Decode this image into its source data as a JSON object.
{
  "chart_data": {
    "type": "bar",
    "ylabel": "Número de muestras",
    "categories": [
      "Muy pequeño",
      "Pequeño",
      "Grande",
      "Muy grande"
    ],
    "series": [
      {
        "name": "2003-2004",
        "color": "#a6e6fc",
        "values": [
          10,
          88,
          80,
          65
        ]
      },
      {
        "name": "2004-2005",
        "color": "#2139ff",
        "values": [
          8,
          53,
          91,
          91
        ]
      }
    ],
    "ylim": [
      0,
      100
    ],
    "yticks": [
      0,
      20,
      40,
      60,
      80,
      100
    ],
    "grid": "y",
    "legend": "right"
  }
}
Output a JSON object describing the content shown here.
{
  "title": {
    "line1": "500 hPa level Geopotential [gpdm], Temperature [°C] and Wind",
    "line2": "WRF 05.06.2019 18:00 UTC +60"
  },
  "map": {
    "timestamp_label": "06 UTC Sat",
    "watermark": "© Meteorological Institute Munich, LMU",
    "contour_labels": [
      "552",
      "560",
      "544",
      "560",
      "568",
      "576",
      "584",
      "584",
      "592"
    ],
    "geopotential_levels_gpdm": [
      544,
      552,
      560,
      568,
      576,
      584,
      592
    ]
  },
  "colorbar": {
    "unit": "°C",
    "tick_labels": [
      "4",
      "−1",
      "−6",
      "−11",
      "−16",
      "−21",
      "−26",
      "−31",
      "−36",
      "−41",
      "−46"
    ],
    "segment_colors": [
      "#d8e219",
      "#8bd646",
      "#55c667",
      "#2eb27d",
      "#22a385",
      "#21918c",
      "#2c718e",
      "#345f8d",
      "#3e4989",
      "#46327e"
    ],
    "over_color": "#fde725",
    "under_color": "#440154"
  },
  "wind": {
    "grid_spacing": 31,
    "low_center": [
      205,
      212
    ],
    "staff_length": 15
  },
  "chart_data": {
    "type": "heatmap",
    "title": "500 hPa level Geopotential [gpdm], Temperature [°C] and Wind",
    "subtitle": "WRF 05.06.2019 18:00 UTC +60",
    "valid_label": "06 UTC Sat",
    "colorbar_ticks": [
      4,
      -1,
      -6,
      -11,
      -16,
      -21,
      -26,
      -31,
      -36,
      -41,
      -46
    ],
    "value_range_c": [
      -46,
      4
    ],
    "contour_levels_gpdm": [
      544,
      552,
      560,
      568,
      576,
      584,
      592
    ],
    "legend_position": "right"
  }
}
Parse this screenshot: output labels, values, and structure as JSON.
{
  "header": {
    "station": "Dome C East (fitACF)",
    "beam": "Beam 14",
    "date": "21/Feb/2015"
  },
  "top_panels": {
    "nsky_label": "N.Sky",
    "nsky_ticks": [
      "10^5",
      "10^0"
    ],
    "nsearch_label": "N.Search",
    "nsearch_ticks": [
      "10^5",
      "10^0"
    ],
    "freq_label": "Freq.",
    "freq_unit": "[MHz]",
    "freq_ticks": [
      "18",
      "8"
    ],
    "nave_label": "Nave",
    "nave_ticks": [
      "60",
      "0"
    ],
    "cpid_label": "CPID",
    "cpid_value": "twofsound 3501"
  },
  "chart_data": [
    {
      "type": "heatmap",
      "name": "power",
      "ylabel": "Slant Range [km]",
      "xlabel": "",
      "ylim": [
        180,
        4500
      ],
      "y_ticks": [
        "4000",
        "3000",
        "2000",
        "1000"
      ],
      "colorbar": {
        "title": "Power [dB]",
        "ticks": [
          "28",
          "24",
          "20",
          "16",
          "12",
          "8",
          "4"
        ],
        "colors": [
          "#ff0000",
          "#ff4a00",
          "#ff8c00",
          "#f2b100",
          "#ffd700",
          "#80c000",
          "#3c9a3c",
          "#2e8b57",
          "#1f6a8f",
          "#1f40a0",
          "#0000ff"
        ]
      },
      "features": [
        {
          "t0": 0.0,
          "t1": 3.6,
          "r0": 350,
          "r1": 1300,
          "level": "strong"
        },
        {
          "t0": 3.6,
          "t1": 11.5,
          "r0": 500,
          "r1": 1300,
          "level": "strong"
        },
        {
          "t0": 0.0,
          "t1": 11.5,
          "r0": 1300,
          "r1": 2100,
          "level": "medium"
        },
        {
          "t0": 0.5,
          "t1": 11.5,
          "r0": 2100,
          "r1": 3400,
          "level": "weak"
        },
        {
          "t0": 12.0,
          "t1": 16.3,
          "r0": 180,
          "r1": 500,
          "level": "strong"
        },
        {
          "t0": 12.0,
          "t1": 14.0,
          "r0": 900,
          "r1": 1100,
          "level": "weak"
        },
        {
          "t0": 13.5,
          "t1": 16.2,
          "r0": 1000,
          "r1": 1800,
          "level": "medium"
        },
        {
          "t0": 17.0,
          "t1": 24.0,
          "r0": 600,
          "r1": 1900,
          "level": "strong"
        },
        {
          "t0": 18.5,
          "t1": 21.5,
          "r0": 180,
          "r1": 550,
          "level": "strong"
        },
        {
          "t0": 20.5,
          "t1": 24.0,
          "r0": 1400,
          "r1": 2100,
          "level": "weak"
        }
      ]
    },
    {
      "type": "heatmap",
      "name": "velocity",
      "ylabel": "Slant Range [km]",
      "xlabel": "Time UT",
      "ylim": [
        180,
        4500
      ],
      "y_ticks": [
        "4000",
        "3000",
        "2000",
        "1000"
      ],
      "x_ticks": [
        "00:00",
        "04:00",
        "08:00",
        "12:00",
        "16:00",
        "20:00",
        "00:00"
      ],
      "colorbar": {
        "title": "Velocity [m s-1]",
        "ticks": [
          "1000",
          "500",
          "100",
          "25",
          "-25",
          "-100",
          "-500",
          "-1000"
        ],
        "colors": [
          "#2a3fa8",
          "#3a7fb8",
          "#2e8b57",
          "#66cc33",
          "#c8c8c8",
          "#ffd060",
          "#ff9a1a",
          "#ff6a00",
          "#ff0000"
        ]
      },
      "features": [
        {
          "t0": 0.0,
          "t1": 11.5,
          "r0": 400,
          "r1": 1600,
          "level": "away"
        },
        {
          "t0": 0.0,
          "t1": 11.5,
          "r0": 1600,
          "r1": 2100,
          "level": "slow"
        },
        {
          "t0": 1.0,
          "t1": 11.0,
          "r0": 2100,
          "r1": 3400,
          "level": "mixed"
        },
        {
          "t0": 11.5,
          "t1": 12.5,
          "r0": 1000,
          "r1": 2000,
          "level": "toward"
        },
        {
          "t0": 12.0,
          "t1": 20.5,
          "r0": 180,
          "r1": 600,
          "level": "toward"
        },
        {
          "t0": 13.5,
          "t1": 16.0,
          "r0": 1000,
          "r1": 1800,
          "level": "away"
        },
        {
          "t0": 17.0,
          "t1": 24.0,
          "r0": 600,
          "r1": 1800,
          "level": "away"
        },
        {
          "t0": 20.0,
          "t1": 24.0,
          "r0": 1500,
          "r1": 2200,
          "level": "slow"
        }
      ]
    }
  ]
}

+---+

Copy out the lines that hold "JSON".

Result =>
Decode this image into its source data as a JSON object.
Output a JSON object describing the content shown here.
Parse this screenshot: output labels, values, and structure as JSON.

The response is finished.